After reviewing the history of SBU, the university president provided the attendees with some updates.

McInnis said the university and hospital have become the largest single site of employment on Long Island. There are 15,000 employees at Stony Brook which serves 26,000 students.

“That means we’re kind of a little city of 40,000 people right here in your backyard,” she said. “And, that means extraordinary opportunities for our community to be a really strong place working closely together.”

McInnis added the majority of students, 12,000, come from Long Island as well as nearly 7,000 from the five boroughs and 2,500 from other parts of New York state. SBU gives out 40% of degrees to STEM students and another 20% who majored in health studies.

“We were founded in many ways on the rise and excitement of science in the 1960s, and that has long been part of what this campus does,” she said.

McInnis said one of the challenges SBU and other universities face is having enough funds to educate students. Institutions have two primary sources, she said, tuition and — if it’s a public university — state support.

For SBU, she said state support has been flat for the last decade and is significantly lower from what New York provided before the 2008 recession.

“It went down, and then it’s been flat ever since,” she said. “And for the most part, our tuition has been flat in that decade as well. So, we continue to face funding challenges and continue to try to work with our partners in Albany to help them understand, for us to be great, we’re going to need additional support.”

During the presentation, McInnis announced that Dr. Harold Paz of Ohio State University has been named as the new executive vice president for Health Sciences and will start Oct. 4. She described him as “one of America’s leading health care experts.”

“He will be a transformational leader for the next chapter of Stony Brook Medicine,” she said.

During the pandemic, McInnis said, “Stony Brook really became the epicenter for COVID care in Suffolk County.” The university has also worked to help get Long Islanders vaccinated.

“We have been all over Long Island trying to make sure that all communities have access to vaccinations,” she said. “Not only did we run for this state one of the mass vaccination sites, which we did on our R&D campus — and in those early days when we still had a lot of people wanting to get vaccinations, we were vaccinating 3,000 people a day at the R&D Park — we’ve given over 350,000 vaccinations all over Long Island.”

_EXTRACTED DATA_
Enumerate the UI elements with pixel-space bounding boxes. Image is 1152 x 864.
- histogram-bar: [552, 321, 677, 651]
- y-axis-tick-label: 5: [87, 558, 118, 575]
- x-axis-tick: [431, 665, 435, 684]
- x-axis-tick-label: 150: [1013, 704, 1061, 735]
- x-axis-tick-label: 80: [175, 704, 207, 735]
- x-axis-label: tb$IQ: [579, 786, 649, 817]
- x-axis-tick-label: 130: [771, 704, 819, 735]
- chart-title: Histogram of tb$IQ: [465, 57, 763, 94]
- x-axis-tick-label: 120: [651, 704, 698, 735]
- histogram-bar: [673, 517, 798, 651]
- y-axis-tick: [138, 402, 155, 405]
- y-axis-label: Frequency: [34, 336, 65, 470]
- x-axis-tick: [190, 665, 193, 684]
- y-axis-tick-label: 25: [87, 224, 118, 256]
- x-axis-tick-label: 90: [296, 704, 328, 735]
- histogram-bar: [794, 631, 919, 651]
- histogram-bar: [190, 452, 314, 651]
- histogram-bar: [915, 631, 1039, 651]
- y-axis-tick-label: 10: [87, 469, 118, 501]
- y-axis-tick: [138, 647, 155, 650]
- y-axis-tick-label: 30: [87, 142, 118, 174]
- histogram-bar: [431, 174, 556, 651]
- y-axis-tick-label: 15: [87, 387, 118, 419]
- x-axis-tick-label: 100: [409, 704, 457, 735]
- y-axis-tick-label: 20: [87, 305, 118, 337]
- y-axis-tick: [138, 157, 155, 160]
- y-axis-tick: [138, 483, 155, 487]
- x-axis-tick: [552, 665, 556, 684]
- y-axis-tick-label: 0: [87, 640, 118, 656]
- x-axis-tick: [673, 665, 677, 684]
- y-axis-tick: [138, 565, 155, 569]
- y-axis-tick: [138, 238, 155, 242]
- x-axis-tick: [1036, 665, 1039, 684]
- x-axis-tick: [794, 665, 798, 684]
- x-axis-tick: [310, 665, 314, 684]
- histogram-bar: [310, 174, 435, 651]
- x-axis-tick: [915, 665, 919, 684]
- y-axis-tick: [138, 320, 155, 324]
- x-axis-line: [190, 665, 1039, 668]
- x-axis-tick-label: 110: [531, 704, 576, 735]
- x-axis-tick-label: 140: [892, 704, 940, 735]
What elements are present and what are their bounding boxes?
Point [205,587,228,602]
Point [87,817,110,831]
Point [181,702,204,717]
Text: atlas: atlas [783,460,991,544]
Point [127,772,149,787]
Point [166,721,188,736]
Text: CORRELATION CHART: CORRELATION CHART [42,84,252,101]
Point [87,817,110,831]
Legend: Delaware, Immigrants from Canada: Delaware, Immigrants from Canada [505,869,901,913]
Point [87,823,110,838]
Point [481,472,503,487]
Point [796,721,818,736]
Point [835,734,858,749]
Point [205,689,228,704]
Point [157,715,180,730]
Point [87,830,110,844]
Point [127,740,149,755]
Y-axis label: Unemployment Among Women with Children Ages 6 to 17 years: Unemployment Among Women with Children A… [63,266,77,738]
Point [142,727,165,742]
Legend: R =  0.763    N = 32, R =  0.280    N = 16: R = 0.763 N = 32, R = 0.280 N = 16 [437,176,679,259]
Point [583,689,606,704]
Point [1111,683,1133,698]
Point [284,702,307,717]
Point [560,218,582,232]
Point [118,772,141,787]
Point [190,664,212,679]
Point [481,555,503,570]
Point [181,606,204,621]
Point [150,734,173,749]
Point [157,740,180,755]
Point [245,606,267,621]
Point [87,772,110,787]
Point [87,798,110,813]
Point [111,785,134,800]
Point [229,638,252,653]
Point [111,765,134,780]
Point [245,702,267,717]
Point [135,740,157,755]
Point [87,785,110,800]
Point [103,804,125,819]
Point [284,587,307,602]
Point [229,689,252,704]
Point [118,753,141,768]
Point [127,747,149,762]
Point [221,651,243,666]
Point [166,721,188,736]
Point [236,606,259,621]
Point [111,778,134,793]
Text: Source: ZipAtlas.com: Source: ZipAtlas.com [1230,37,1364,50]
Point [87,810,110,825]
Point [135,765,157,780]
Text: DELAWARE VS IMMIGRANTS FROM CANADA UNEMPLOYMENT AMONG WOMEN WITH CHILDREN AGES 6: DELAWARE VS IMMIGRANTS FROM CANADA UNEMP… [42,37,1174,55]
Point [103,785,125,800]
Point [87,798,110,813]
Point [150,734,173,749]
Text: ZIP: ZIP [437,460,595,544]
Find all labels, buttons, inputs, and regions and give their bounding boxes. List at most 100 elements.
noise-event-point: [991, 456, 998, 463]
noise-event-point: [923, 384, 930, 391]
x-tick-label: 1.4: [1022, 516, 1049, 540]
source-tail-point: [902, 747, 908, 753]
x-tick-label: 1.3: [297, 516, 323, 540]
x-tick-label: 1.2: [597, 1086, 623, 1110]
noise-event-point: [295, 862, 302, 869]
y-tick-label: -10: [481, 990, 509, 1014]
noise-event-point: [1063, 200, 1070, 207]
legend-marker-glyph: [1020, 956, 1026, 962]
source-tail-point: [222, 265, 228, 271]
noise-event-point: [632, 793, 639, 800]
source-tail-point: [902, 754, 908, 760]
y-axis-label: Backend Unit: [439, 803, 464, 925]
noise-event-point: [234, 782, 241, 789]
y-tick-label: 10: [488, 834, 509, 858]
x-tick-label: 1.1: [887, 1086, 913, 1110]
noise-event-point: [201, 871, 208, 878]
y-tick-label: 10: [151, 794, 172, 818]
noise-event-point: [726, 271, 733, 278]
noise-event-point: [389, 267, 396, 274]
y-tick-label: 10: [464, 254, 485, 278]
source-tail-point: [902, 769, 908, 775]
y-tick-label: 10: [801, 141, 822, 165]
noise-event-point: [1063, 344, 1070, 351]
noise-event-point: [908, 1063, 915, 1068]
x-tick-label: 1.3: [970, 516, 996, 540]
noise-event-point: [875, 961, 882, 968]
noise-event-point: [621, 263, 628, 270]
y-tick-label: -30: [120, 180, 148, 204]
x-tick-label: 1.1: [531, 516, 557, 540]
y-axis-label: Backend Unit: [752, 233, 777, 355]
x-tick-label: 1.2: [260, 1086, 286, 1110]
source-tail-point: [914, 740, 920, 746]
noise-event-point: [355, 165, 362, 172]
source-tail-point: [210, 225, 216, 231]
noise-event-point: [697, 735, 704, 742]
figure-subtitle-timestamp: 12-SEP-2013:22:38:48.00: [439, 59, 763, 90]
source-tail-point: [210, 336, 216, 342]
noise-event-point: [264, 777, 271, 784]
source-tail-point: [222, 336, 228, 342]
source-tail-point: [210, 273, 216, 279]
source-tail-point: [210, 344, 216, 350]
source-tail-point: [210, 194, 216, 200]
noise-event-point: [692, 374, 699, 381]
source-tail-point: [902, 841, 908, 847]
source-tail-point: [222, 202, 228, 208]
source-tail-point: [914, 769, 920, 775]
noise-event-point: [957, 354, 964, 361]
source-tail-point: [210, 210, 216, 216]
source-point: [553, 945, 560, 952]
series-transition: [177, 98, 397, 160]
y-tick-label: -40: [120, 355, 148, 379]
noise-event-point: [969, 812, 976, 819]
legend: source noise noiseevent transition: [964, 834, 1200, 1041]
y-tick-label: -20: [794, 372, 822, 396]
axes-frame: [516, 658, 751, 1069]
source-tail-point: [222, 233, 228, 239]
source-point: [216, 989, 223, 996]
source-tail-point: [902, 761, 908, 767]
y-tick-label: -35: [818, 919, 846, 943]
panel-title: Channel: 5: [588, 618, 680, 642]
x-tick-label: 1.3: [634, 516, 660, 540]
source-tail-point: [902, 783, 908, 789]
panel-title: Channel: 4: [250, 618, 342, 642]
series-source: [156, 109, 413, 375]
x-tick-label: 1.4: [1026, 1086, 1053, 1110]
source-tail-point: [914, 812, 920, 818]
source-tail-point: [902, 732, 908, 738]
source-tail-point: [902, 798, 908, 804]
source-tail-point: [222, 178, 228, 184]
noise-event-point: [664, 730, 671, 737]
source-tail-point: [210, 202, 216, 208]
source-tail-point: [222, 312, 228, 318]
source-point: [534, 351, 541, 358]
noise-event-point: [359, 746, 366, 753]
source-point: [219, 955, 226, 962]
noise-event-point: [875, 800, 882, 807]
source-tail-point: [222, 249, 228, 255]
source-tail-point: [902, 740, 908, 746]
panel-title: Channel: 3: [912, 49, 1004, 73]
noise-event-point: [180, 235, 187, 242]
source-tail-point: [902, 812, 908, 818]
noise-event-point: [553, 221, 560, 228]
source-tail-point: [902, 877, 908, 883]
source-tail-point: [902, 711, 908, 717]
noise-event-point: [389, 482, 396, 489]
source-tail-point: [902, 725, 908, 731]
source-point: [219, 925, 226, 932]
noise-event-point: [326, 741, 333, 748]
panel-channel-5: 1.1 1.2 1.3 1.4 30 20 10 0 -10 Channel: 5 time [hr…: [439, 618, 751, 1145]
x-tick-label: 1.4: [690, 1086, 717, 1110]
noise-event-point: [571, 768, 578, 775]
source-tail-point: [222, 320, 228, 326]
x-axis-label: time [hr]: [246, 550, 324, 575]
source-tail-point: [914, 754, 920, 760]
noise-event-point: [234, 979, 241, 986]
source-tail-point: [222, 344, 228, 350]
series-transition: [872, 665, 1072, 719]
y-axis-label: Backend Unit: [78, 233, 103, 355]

_TASK INSTRUCTIONS_
Output the full text about the Stony Brook University president's updates, word for word. The listing was taken from a different source than the text.

_PROBLEM SOLUTION_
After reviewing the history of SBU, the university president provided the attendees with some updates.

McInnis said the university and hospital have become the largest single site of employment on Long Island. There are 15,000 employees at Stony Brook which serves 26,000 students.

“That means we’re kind of a little city of 40,000 people right here in your backyard,” she said. “And, that means extraordinary opportunities for our community to be a really strong place working closely together.”

McInnis added the majority of students, 12,000, come from Long Island as well as nearly 7,000 from the five boroughs and 2,500 from other parts of New York state. SBU gives out 40% of degrees to STEM students and another 20% who majored in health studies.

“We were founded in many ways on the rise and excitement of science in the 1960s, and that has long been part of what this campus does,” she said.

McInnis said one of the challenges SBU and other universities face is having enough funds to educate students. Institutions have two primary sources, she said, tuition and — if it’s a public university — state support.

For SBU, she said state support has been flat for the last decade and is significantly lower from what New York provided before the 2008 recession.

“It went down, and then it’s been flat ever since,” she said. “And for the most part, our tuition has been flat in that decade as well. So, we continue to face funding challenges and continue to try to work with our partners in Albany to help them understand, for us to be great, we’re going to need additional support.”

During the presentation, McInnis announced that Dr. Harold Paz of Ohio State University has been named as the new executive vice president for Health Sciences and will start Oct. 4. She described him as “one of America’s leading health care experts.”

“He will be a transformational leader for the next chapter of Stony Brook Medicine,” she said.

During the pandemic, McInnis said, “Stony Brook really became the epicenter for COVID care in Suffolk County.” The university has also worked to help get Long Islanders vaccinated.

“We have been all over Long Island trying to make sure that all communities have access to vaccinations,” she said. “Not only did we run for this state one of the mass vaccination sites, which we did on our R&D campus — and in those early days when we still had a lot of people wanting to get vaccinations, we were vaccinating 3,000 people a day at the R&D Park — we’ve given over 350,000 vaccinations all over Long Island.”